[Items from a data source]
━━━━━━━━━━

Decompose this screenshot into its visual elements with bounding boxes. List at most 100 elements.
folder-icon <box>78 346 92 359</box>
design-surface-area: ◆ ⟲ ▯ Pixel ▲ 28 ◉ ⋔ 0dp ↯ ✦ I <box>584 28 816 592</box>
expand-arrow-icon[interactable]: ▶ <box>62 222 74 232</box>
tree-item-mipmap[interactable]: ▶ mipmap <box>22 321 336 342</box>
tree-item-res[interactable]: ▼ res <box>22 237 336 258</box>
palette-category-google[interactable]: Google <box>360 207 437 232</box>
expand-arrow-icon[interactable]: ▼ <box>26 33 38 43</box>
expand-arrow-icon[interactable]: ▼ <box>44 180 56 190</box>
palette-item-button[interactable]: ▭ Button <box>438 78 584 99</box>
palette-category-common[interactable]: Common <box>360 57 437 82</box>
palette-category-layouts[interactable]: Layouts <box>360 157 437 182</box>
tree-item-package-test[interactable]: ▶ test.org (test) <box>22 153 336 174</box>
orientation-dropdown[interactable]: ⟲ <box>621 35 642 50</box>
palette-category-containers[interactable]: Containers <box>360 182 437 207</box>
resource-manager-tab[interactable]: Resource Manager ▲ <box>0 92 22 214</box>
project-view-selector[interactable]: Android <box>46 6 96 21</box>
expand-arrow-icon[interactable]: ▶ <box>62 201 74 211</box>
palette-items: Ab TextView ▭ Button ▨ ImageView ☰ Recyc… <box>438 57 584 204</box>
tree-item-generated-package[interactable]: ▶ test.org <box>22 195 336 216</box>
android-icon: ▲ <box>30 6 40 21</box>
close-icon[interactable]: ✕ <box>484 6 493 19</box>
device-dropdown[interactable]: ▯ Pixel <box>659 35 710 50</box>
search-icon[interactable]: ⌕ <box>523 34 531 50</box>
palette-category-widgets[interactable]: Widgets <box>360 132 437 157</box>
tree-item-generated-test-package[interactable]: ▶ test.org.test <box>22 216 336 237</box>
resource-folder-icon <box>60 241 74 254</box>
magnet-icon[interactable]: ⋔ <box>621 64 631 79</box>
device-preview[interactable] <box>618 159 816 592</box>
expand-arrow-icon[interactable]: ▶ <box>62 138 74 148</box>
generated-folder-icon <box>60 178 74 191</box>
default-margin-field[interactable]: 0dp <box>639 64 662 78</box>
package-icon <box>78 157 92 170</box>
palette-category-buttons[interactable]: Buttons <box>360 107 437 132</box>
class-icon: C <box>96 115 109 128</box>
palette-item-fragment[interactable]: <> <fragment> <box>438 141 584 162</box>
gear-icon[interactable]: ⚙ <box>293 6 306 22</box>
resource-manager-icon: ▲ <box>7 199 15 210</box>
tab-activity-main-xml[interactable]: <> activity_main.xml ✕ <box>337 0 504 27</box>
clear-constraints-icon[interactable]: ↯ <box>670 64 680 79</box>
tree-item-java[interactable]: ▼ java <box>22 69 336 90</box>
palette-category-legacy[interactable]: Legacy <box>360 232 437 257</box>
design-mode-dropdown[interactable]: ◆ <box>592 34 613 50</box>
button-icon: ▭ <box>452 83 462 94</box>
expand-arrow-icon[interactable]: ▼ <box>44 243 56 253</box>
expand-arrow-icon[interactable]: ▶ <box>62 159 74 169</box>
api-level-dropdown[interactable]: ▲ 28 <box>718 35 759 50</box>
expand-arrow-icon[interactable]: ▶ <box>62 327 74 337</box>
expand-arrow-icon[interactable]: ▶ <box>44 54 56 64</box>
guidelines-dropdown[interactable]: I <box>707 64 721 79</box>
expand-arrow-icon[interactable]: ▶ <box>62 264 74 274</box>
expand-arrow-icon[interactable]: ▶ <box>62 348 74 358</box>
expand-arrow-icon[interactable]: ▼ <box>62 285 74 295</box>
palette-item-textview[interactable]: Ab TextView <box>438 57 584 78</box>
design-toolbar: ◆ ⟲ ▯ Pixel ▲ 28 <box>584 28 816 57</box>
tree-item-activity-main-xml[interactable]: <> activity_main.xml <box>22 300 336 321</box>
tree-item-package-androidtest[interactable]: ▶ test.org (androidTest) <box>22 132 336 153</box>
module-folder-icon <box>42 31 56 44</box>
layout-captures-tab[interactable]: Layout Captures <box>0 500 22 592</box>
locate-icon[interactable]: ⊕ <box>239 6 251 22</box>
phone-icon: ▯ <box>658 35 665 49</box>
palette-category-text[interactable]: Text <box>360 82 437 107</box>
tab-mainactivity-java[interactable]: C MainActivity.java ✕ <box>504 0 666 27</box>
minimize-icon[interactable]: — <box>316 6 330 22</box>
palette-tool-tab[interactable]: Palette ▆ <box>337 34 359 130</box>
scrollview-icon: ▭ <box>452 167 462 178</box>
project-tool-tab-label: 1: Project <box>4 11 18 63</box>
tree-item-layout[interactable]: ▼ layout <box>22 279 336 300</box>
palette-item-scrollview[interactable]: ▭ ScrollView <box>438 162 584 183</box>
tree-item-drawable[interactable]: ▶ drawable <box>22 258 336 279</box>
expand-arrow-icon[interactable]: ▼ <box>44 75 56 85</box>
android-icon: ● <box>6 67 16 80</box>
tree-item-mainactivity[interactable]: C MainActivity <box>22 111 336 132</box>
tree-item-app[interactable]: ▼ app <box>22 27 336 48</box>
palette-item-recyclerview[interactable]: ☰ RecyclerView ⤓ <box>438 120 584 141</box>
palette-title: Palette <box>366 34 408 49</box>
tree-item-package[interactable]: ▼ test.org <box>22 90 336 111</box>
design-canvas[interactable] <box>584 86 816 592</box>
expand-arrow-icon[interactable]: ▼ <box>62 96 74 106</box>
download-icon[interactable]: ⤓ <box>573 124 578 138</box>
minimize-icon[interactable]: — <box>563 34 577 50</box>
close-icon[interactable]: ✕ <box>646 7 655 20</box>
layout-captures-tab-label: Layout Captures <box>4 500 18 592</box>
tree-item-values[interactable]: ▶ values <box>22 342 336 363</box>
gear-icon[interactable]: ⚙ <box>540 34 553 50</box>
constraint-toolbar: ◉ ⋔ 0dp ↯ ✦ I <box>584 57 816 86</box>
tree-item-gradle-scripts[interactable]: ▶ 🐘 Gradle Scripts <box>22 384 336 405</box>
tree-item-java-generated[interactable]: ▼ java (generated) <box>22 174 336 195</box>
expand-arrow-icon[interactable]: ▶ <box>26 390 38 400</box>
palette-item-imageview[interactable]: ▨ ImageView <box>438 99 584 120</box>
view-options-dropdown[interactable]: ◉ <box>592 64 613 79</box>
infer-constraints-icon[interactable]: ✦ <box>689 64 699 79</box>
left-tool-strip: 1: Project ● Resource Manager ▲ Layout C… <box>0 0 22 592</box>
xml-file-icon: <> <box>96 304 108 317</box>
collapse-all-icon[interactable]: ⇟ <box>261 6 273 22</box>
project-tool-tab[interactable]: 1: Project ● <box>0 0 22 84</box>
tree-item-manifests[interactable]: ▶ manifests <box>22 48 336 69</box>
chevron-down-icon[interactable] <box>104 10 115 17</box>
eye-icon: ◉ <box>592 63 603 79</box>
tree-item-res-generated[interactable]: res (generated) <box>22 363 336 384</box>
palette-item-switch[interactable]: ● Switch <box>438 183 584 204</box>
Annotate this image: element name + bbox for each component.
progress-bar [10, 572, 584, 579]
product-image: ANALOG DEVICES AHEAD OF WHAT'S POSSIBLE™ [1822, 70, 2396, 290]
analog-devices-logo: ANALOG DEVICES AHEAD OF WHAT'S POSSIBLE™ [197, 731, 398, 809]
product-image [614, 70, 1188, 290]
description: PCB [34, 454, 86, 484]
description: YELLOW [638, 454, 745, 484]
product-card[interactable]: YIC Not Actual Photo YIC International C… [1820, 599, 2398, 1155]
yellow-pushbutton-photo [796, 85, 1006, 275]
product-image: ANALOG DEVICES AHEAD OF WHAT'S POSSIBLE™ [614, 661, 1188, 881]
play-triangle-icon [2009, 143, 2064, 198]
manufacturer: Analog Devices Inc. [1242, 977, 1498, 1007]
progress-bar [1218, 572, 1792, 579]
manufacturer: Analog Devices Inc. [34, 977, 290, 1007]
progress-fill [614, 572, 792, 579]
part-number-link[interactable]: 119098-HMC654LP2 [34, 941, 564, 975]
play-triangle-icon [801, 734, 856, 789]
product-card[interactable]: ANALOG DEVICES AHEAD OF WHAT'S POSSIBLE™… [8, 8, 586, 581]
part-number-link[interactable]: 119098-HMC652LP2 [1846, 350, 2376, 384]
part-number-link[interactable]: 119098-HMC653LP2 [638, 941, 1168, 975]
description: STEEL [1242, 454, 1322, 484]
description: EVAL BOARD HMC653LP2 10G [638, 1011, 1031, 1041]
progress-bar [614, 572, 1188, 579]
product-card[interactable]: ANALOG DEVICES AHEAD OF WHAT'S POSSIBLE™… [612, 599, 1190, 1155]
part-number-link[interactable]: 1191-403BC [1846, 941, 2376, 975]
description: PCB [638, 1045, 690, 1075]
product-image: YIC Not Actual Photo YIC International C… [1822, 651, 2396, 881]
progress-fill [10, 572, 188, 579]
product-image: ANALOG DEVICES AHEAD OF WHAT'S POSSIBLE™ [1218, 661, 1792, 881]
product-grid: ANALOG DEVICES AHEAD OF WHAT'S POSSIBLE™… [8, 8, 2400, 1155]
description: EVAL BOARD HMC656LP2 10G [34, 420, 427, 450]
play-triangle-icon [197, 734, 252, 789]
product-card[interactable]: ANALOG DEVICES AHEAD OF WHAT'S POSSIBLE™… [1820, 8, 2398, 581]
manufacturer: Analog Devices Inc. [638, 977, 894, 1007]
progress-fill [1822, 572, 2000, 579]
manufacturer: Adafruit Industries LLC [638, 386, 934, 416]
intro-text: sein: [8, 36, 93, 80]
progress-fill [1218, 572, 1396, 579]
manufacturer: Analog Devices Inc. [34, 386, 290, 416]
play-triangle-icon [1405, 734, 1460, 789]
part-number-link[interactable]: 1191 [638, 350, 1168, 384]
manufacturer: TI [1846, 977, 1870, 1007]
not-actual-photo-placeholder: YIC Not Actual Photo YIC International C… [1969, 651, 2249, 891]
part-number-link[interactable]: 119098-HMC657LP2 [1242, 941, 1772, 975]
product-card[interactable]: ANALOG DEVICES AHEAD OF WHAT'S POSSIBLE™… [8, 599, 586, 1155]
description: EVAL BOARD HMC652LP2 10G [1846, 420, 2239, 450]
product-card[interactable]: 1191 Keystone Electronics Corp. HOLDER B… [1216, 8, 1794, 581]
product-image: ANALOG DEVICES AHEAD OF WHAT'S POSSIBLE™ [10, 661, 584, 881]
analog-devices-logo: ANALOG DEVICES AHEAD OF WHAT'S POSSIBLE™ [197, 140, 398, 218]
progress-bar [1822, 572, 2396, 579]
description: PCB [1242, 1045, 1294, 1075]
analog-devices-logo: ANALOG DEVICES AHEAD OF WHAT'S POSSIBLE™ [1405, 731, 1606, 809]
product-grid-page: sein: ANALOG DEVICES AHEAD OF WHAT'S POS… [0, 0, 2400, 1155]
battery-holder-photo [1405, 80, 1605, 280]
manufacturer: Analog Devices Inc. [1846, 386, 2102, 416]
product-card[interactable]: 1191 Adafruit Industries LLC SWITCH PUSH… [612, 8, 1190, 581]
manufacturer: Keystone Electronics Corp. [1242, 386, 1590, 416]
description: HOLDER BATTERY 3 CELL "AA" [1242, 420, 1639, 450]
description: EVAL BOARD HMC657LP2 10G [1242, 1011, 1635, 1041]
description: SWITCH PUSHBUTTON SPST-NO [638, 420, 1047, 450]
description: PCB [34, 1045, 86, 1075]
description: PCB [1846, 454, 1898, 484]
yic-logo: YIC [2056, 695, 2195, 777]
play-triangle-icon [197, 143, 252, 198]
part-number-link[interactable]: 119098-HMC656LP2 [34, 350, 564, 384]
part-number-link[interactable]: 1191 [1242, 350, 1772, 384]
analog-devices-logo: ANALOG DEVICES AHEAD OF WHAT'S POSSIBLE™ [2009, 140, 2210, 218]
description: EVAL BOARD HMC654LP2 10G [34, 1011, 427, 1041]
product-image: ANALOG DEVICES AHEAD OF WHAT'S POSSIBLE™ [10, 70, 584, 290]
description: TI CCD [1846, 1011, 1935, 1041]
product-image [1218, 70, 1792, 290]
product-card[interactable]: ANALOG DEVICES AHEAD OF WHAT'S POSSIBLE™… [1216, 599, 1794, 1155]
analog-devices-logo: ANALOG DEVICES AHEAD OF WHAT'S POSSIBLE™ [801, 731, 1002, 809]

━━━━━━━━━━

— WHAT IS EXPECTED —
Rewrite the stretch from the start of the entries through the line containing "magnet-icon[interactable]: ⋔ <box>621", changing every "Pixel" to "Nexus" and keeping everything else the same.

— RESPONSE FOR THIS EXERCISE —
Decompose this screenshot into its visual elements with bounding boxes. List at most 100 elements.
folder-icon <box>78 346 92 359</box>
design-surface-area: ◆ ⟲ ▯ Nexus ▲ 28 ◉ ⋔ 0dp ↯ ✦ I <box>584 28 816 592</box>
expand-arrow-icon[interactable]: ▶ <box>62 222 74 232</box>
tree-item-mipmap[interactable]: ▶ mipmap <box>22 321 336 342</box>
tree-item-res[interactable]: ▼ res <box>22 237 336 258</box>
palette-category-google[interactable]: Google <box>360 207 437 232</box>
expand-arrow-icon[interactable]: ▼ <box>26 33 38 43</box>
expand-arrow-icon[interactable]: ▼ <box>44 180 56 190</box>
palette-item-button[interactable]: ▭ Button <box>438 78 584 99</box>
palette-category-common[interactable]: Common <box>360 57 437 82</box>
palette-category-layouts[interactable]: Layouts <box>360 157 437 182</box>
tree-item-package-test[interactable]: ▶ test.org (test) <box>22 153 336 174</box>
orientation-dropdown[interactable]: ⟲ <box>621 35 642 50</box>
palette-category-containers[interactable]: Containers <box>360 182 437 207</box>
resource-manager-tab[interactable]: Resource Manager ▲ <box>0 92 22 214</box>
project-view-selector[interactable]: Android <box>46 6 96 21</box>
expand-arrow-icon[interactable]: ▶ <box>62 201 74 211</box>
palette-items: Ab TextView ▭ Button ▨ ImageView ☰ Recyc… <box>438 57 584 204</box>
tree-item-generated-package[interactable]: ▶ test.org <box>22 195 336 216</box>
android-icon: ▲ <box>30 6 40 21</box>
close-icon[interactable]: ✕ <box>484 6 493 19</box>
device-dropdown[interactable]: ▯ Nexus <box>659 35 710 50</box>
search-icon[interactable]: ⌕ <box>523 34 531 50</box>
palette-category-widgets[interactable]: Widgets <box>360 132 437 157</box>
tree-item-generated-test-package[interactable]: ▶ test.org.test <box>22 216 336 237</box>
resource-folder-icon <box>60 241 74 254</box>
magnet-icon[interactable]: ⋔ <box>621 64 631 79</box>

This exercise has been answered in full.